◆ **Given exercise**: Below you will find a set of lines. Repeat them all exactly.

===

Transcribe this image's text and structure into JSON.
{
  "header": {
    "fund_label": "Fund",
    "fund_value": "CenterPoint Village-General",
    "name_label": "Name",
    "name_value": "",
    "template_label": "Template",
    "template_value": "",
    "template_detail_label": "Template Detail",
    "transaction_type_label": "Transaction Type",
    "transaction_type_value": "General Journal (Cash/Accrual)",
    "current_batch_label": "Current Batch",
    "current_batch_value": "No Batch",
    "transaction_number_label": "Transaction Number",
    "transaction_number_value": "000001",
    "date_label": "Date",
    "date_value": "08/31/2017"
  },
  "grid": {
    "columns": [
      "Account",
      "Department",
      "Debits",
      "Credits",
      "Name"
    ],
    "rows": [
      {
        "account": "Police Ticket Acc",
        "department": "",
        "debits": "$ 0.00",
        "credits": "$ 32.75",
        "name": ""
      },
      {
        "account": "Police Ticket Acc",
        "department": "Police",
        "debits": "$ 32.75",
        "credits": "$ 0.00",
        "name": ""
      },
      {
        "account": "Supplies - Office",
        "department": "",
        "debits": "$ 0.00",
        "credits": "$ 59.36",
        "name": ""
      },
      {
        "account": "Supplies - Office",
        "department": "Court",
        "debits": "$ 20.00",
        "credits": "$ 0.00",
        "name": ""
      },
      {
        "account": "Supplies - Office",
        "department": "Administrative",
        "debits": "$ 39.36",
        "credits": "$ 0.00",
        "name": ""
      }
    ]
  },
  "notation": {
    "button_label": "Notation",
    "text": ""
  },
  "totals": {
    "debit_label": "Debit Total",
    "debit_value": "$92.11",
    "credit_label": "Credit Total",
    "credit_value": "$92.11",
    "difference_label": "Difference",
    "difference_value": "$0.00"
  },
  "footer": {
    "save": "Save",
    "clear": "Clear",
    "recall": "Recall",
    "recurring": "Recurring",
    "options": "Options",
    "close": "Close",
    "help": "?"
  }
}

===

◆ **The solution**:
Transcribe this image's text and structure into JSON.
{
  "header": {
    "fund_label": "Fund",
    "fund_value": "CenterPoint Village-General",
    "name_label": "Name",
    "name_value": "",
    "template_label": "Template",
    "template_value": "",
    "template_detail_label": "Template Detail",
    "transaction_type_label": "Transaction Type",
    "transaction_type_value": "General Journal (Cash/Accrual)",
    "current_batch_label": "Current Batch",
    "current_batch_value": "No Batch",
    "transaction_number_label": "Transaction Number",
    "transaction_number_value": "000001",
    "date_label": "Date",
    "date_value": "08/31/2017"
  },
  "grid": {
    "columns": [
      "Account",
      "Department",
      "Debits",
      "Credits",
      "Name"
    ],
    "rows": [
      {
        "account": "Police Ticket Acc",
        "department": "",
        "debits": "$ 0.00",
        "credits": "$ 32.75",
        "name": ""
      },
      {
        "account": "Police Ticket Acc",
        "department": "Police",
        "debits": "$ 32.75",
        "credits": "$ 0.00",
        "name": ""
      },
      {
        "account": "Supplies - Office",
        "department": "",
        "debits": "$ 0.00",
        "credits": "$ 59.36",
        "name": ""
      },
      {
        "account": "Supplies - Office",
        "department": "Court",
        "debits": "$ 20.00",
        "credits": "$ 0.00",
        "name": ""
      },
      {
        "account": "Supplies - Office",
        "department": "Administrative",
        "debits": "$ 39.36",
        "credits": "$ 0.00",
        "name": ""
      }
    ]
  },
  "notation": {
    "button_label": "Notation",
    "text": ""
  },
  "totals": {
    "debit_label": "Debit Total",
    "debit_value": "$92.11",
    "credit_label": "Credit Total",
    "credit_value": "$92.11",
    "difference_label": "Difference",
    "difference_value": "$0.00"
  },
  "footer": {
    "save": "Save",
    "clear": "Clear",
    "recall": "Recall",
    "recurring": "Recurring",
    "options": "Options",
    "close": "Close",
    "help": "?"
  }
}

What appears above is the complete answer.